* _DIRECTION_: Identify all lines of the data containing the string "come" and copy them.

Start TASK INPUTS

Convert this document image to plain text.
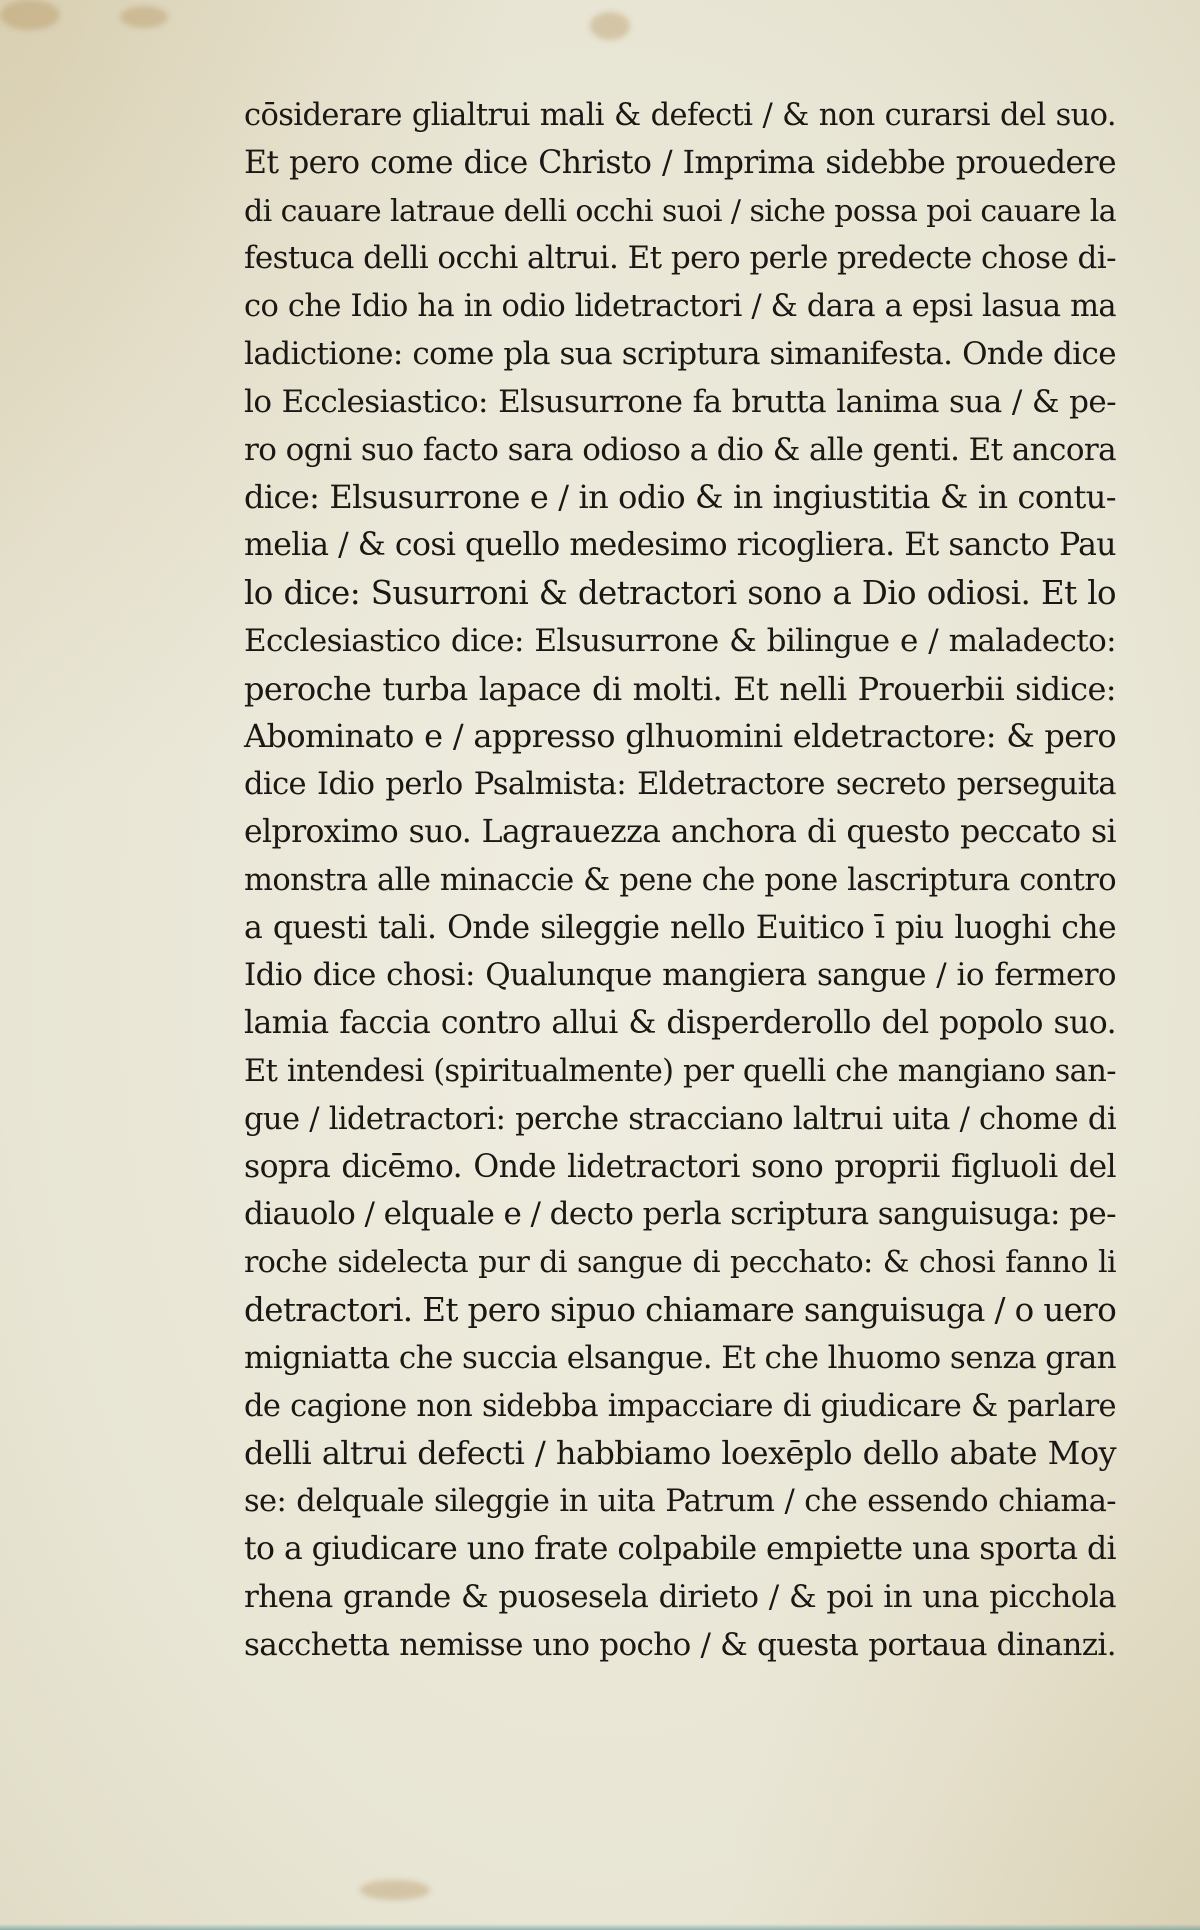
cōsiderare glialtrui mali & defecti / & non curarsi del suo.
Et pero come dice Christo / Imprima sidebbe prouedere
di cauare latraue delli occhi suoi / siche possa poi cauare la
festuca delli occhi altrui. Et pero perle predecte chose di-
co che Idio ha in odio lidetractori / & dara a epsi lasua ma
ladictione: come pla sua scriptura simanifesta. Onde dice
lo Ecclesiastico: Elsusurrone fa brutta lanima sua / & pe-
ro ogni suo facto sara odioso a dio & alle genti. Et ancora
dice: Elsusurrone e / in odio & in ingiustitia & in contu-
melia / & cosi quello medesimo ricogliera. Et sancto Pau
lo dice: Susurroni & detractori sono a Dio odiosi. Et lo
Ecclesiastico dice: Elsusurrone & bilingue e / maladecto:
peroche turba lapace di molti. Et nelli Prouerbii sidice:
Abominato e / appresso glhuomini eldetractore: & pero
dice Idio perlo Psalmista: Eldetractore secreto perseguita
elproximo suo. Lagrauezza anchora di questo peccato si
monstra alle minaccie & pene che pone lascriptura contro
a questi tali. Onde sileggie nello Euitico ī piu luoghi che
Idio dice chosi: Qualunque mangiera sangue / io fermero
lamia faccia contro allui & disperderollo del popolo suo.
Et intendesi (spiritualmente) per quelli che mangiano san-
gue / lidetractori: perche stracciano laltrui uita / chome di
sopra dicēmo. Onde lidetractori sono proprii figluoli del
diauolo / elquale e / decto perla scriptura sanguisuga: pe-
roche sidelecta pur di sangue di pecchato: & chosi fanno li
detractori. Et pero sipuo chiamare sanguisuga / o uero
migniatta che succia elsangue. Et che lhuomo senza gran
de cagione non sidebba impacciare di giudicare & parlare
delli altrui defecti / habbiamo loexēplo dello abate Moy
se: delquale sileggie in uita Patrum / che essendo chiama-
to a giudicare uno frate colpabile empiette una sporta di
rhena grande & puosesela dirieto / & poi in una picchola
sacchetta nemisse uno pocho / & questa portaua dinanzi.
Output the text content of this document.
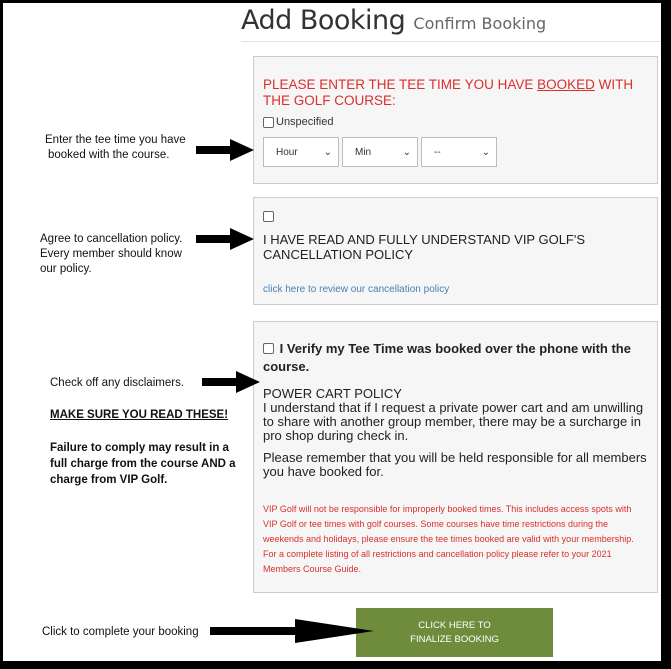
Add Booking Confirm Booking
PLEASE ENTER THE TEE TIME YOU HAVE BOOKED WITH THE GOLF COURSE:
Unspecified
Hour	⌄ Min	⌄ --	⌄
I HAVE READ AND FULLY UNDERSTAND VIP GOLF'S CANCELLATION POLICY
click here to review our cancellation policy
I Verify my Tee Time was booked over the phone with the course.
POWER CART POLICY
I understand that if I request a private power cart and am unwilling to share with another group member, there may be a surcharge in pro shop during check in.
Please remember that you will be held responsible for all members you have booked for.
VIP Golf will not be responsible for improperly booked times. This includes access spots with VIP Golf or tee times with golf courses. Some courses have time restrictions during the weekends and holidays, please ensure the tee times booked are valid with your membership. For a complete listing of all restrictions and cancellation policy please refer to your 2021 Members Course Guide.
CLICK HERE TO
FINALIZE BOOKING
Enter the tee time you have
booked with the course.
Agree to cancellation policy.
Every member should know
our policy.
Check off any disclaimers.
MAKE SURE YOU READ THESE!
Failure to comply may result in a
full charge from the course AND a
charge from VIP Golf.
Click to complete your booking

End TASK INPUTS

* _OUTPUT FOR THIS EXERCISE_:
Et pero come dice Christo / Imprima sidebbe prouedere
ladictione: come pla sua scriptura simanifesta. Onde dice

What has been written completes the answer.